### [TASK DESCRIPTION]
Reproduce each line of the material precisely.

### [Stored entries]
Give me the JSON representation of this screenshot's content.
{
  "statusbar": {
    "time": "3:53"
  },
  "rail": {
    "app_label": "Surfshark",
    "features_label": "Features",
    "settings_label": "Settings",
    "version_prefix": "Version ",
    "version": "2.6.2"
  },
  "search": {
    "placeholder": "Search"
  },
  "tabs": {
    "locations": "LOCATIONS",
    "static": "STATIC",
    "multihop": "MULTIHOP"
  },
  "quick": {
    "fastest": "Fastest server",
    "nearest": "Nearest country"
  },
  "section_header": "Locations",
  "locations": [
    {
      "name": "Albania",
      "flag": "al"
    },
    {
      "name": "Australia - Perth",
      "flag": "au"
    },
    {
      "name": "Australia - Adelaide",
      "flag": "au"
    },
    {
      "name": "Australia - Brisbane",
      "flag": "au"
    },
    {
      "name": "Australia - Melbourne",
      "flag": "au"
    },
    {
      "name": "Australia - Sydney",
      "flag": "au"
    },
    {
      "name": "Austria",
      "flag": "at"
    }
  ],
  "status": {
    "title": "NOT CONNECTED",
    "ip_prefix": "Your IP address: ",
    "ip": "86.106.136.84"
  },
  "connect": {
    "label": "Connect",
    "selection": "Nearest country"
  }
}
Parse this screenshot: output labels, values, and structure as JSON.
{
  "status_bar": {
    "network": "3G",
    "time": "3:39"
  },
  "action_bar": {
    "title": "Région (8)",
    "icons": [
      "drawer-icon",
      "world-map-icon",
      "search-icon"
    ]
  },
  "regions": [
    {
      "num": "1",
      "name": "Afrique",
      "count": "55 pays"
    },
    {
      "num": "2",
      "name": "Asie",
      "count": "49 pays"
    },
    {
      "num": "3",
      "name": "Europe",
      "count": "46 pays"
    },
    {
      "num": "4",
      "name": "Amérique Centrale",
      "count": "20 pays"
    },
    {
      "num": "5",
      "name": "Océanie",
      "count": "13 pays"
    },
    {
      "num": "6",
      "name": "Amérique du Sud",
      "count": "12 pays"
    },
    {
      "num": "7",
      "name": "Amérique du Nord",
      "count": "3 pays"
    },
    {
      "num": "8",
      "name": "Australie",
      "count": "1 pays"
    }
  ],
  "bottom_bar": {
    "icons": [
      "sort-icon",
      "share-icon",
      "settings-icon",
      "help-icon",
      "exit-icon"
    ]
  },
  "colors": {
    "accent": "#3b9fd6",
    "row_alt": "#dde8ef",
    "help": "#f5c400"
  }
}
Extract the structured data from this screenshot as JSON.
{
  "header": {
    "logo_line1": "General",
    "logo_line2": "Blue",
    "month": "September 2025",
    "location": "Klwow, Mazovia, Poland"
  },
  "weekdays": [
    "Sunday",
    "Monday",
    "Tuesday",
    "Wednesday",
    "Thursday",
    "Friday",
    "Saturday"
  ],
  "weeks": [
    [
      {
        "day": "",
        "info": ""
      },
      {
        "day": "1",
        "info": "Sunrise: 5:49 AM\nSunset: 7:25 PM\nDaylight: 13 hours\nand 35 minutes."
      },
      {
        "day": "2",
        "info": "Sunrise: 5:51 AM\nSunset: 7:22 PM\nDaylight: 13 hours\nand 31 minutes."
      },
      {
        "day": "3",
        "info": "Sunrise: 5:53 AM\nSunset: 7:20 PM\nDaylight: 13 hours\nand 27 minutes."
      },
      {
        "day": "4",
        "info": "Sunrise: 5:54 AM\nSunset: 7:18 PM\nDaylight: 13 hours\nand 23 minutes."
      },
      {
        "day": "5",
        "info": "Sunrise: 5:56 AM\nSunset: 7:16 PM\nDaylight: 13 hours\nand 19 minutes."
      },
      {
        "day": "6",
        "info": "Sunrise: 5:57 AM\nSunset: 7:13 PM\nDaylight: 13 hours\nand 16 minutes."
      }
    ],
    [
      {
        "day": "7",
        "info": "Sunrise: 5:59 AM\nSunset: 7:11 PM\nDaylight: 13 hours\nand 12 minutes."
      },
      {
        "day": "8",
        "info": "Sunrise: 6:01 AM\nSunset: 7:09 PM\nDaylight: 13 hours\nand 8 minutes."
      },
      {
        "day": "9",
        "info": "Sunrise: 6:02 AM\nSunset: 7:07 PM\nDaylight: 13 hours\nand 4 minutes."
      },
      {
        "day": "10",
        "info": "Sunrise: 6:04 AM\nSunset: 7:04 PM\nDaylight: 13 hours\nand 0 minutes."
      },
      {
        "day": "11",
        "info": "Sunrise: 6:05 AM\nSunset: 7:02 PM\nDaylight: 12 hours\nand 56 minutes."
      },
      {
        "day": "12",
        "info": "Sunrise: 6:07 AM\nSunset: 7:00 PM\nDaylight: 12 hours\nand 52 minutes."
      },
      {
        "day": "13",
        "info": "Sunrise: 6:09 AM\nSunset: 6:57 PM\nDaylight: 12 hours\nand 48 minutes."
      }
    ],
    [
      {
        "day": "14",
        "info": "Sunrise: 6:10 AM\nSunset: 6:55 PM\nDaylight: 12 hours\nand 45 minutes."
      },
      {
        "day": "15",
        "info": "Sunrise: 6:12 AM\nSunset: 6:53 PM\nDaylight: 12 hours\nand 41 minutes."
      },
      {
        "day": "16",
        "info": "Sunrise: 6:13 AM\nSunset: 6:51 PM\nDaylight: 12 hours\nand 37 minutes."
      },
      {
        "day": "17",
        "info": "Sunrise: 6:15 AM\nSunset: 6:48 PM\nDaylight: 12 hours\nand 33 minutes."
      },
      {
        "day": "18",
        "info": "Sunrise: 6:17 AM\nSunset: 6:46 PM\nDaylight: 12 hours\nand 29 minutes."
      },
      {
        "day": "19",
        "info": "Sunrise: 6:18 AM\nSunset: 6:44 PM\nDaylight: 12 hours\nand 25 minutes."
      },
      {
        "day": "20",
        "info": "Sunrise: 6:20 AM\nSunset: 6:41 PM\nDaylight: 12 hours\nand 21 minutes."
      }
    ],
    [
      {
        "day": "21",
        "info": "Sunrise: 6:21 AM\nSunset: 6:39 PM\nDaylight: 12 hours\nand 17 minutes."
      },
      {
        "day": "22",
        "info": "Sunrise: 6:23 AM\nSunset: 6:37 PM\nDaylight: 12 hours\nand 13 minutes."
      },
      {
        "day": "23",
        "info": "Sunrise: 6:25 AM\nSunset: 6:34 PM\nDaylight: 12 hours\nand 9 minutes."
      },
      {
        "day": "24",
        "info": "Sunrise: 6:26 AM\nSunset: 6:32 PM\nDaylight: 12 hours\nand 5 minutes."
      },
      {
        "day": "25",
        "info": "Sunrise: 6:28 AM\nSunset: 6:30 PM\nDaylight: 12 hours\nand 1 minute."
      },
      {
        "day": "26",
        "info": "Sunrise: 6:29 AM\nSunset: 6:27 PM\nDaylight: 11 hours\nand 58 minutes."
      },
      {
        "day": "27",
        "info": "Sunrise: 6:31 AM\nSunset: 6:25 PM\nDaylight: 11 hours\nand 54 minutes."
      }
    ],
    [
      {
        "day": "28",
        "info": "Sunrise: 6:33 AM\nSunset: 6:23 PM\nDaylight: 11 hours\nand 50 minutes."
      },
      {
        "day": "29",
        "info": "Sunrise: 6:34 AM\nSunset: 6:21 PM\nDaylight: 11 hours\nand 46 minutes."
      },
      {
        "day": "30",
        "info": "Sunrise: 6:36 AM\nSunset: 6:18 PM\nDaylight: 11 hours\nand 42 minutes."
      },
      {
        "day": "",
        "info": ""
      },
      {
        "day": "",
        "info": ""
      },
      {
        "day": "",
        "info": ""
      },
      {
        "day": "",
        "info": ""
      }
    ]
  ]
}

### [REPLY]
Give me the JSON representation of this screenshot's content.
{
  "statusbar": {
    "time": "3:53"
  },
  "rail": {
    "app_label": "Surfshark",
    "features_label": "Features",
    "settings_label": "Settings",
    "version_prefix": "Version ",
    "version": "2.6.2"
  },
  "search": {
    "placeholder": "Search"
  },
  "tabs": {
    "locations": "LOCATIONS",
    "static": "STATIC",
    "multihop": "MULTIHOP"
  },
  "quick": {
    "fastest": "Fastest server",
    "nearest": "Nearest country"
  },
  "section_header": "Locations",
  "locations": [
    {
      "name": "Albania",
      "flag": "al"
    },
    {
      "name": "Australia - Perth",
      "flag": "au"
    },
    {
      "name": "Australia - Adelaide",
      "flag": "au"
    },
    {
      "name": "Australia - Brisbane",
      "flag": "au"
    },
    {
      "name": "Australia - Melbourne",
      "flag": "au"
    },
    {
      "name": "Australia - Sydney",
      "flag": "au"
    },
    {
      "name": "Austria",
      "flag": "at"
    }
  ],
  "status": {
    "title": "NOT CONNECTED",
    "ip_prefix": "Your IP address: ",
    "ip": "86.106.136.84"
  },
  "connect": {
    "label": "Connect",
    "selection": "Nearest country"
  }
}
Parse this screenshot: output labels, values, and structure as JSON.
{
  "status_bar": {
    "network": "3G",
    "time": "3:39"
  },
  "action_bar": {
    "title": "Région (8)",
    "icons": [
      "drawer-icon",
      "world-map-icon",
      "search-icon"
    ]
  },
  "regions": [
    {
      "num": "1",
      "name": "Afrique",
      "count": "55 pays"
    },
    {
      "num": "2",
      "name": "Asie",
      "count": "49 pays"
    },
    {
      "num": "3",
      "name": "Europe",
      "count": "46 pays"
    },
    {
      "num": "4",
      "name": "Amérique Centrale",
      "count": "20 pays"
    },
    {
      "num": "5",
      "name": "Océanie",
      "count": "13 pays"
    },
    {
      "num": "6",
      "name": "Amérique du Sud",
      "count": "12 pays"
    },
    {
      "num": "7",
      "name": "Amérique du Nord",
      "count": "3 pays"
    },
    {
      "num": "8",
      "name": "Australie",
      "count": "1 pays"
    }
  ],
  "bottom_bar": {
    "icons": [
      "sort-icon",
      "share-icon",
      "settings-icon",
      "help-icon",
      "exit-icon"
    ]
  },
  "colors": {
    "accent": "#3b9fd6",
    "row_alt": "#dde8ef",
    "help": "#f5c400"
  }
}
Extract the structured data from this screenshot as JSON.
{
  "header": {
    "logo_line1": "General",
    "logo_line2": "Blue",
    "month": "September 2025",
    "location": "Klwow, Mazovia, Poland"
  },
  "weekdays": [
    "Sunday",
    "Monday",
    "Tuesday",
    "Wednesday",
    "Thursday",
    "Friday",
    "Saturday"
  ],
  "weeks": [
    [
      {
        "day": "",
        "info": ""
      },
      {
        "day": "1",
        "info": "Sunrise: 5:49 AM\nSunset: 7:25 PM\nDaylight: 13 hours\nand 35 minutes."
      },
      {
        "day": "2",
        "info": "Sunrise: 5:51 AM\nSunset: 7:22 PM\nDaylight: 13 hours\nand 31 minutes."
      },
      {
        "day": "3",
        "info": "Sunrise: 5:53 AM\nSunset: 7:20 PM\nDaylight: 13 hours\nand 27 minutes."
      },
      {
        "day": "4",
        "info": "Sunrise: 5:54 AM\nSunset: 7:18 PM\nDaylight: 13 hours\nand 23 minutes."
      },
      {
        "day": "5",
        "info": "Sunrise: 5:56 AM\nSunset: 7:16 PM\nDaylight: 13 hours\nand 19 minutes."
      },
      {
        "day": "6",
        "info": "Sunrise: 5:57 AM\nSunset: 7:13 PM\nDaylight: 13 hours\nand 16 minutes."
      }
    ],
    [
      {
        "day": "7",
        "info": "Sunrise: 5:59 AM\nSunset: 7:11 PM\nDaylight: 13 hours\nand 12 minutes."
      },
      {
        "day": "8",
        "info": "Sunrise: 6:01 AM\nSunset: 7:09 PM\nDaylight: 13 hours\nand 8 minutes."
      },
      {
        "day": "9",
        "info": "Sunrise: 6:02 AM\nSunset: 7:07 PM\nDaylight: 13 hours\nand 4 minutes."
      },
      {
        "day": "10",
        "info": "Sunrise: 6:04 AM\nSunset: 7:04 PM\nDaylight: 13 hours\nand 0 minutes."
      },
      {
        "day": "11",
        "info": "Sunrise: 6:05 AM\nSunset: 7:02 PM\nDaylight: 12 hours\nand 56 minutes."
      },
      {
        "day": "12",
        "info": "Sunrise: 6:07 AM\nSunset: 7:00 PM\nDaylight: 12 hours\nand 52 minutes."
      },
      {
        "day": "13",
        "info": "Sunrise: 6:09 AM\nSunset: 6:57 PM\nDaylight: 12 hours\nand 48 minutes."
      }
    ],
    [
      {
        "day": "14",
        "info": "Sunrise: 6:10 AM\nSunset: 6:55 PM\nDaylight: 12 hours\nand 45 minutes."
      },
      {
        "day": "15",
        "info": "Sunrise: 6:12 AM\nSunset: 6:53 PM\nDaylight: 12 hours\nand 41 minutes."
      },
      {
        "day": "16",
        "info": "Sunrise: 6:13 AM\nSunset: 6:51 PM\nDaylight: 12 hours\nand 37 minutes."
      },
      {
        "day": "17",
        "info": "Sunrise: 6:15 AM\nSunset: 6:48 PM\nDaylight: 12 hours\nand 33 minutes."
      },
      {
        "day": "18",
        "info": "Sunrise: 6:17 AM\nSunset: 6:46 PM\nDaylight: 12 hours\nand 29 minutes."
      },
      {
        "day": "19",
        "info": "Sunrise: 6:18 AM\nSunset: 6:44 PM\nDaylight: 12 hours\nand 25 minutes."
      },
      {
        "day": "20",
        "info": "Sunrise: 6:20 AM\nSunset: 6:41 PM\nDaylight: 12 hours\nand 21 minutes."
      }
    ],
    [
      {
        "day": "21",
        "info": "Sunrise: 6:21 AM\nSunset: 6:39 PM\nDaylight: 12 hours\nand 17 minutes."
      },
      {
        "day": "22",
        "info": "Sunrise: 6:23 AM\nSunset: 6:37 PM\nDaylight: 12 hours\nand 13 minutes."
      },
      {
        "day": "23",
        "info": "Sunrise: 6:25 AM\nSunset: 6:34 PM\nDaylight: 12 hours\nand 9 minutes."
      },
      {
        "day": "24",
        "info": "Sunrise: 6:26 AM\nSunset: 6:32 PM\nDaylight: 12 hours\nand 5 minutes."
      },
      {
        "day": "25",
        "info": "Sunrise: 6:28 AM\nSunset: 6:30 PM\nDaylight: 12 hours\nand 1 minute."
      },
      {
        "day": "26",
        "info": "Sunrise: 6:29 AM\nSunset: 6:27 PM\nDaylight: 11 hours\nand 58 minutes."
      },
      {
        "day": "27",
        "info": "Sunrise: 6:31 AM\nSunset: 6:25 PM\nDaylight: 11 hours\nand 54 minutes."
      }
    ],
    [
      {
        "day": "28",
        "info": "Sunrise: 6:33 AM\nSunset: 6:23 PM\nDaylight: 11 hours\nand 50 minutes."
      },
      {
        "day": "29",
        "info": "Sunrise: 6:34 AM\nSunset: 6:21 PM\nDaylight: 11 hours\nand 46 minutes."
      },
      {
        "day": "30",
        "info": "Sunrise: 6:36 AM\nSunset: 6:18 PM\nDaylight: 11 hours\nand 42 minutes."
      },
      {
        "day": "",
        "info": ""
      },
      {
        "day": "",
        "info": ""
      },
      {
        "day": "",
        "info": ""
      },
      {
        "day": "",
        "info": ""
      }
    ]
  ]
}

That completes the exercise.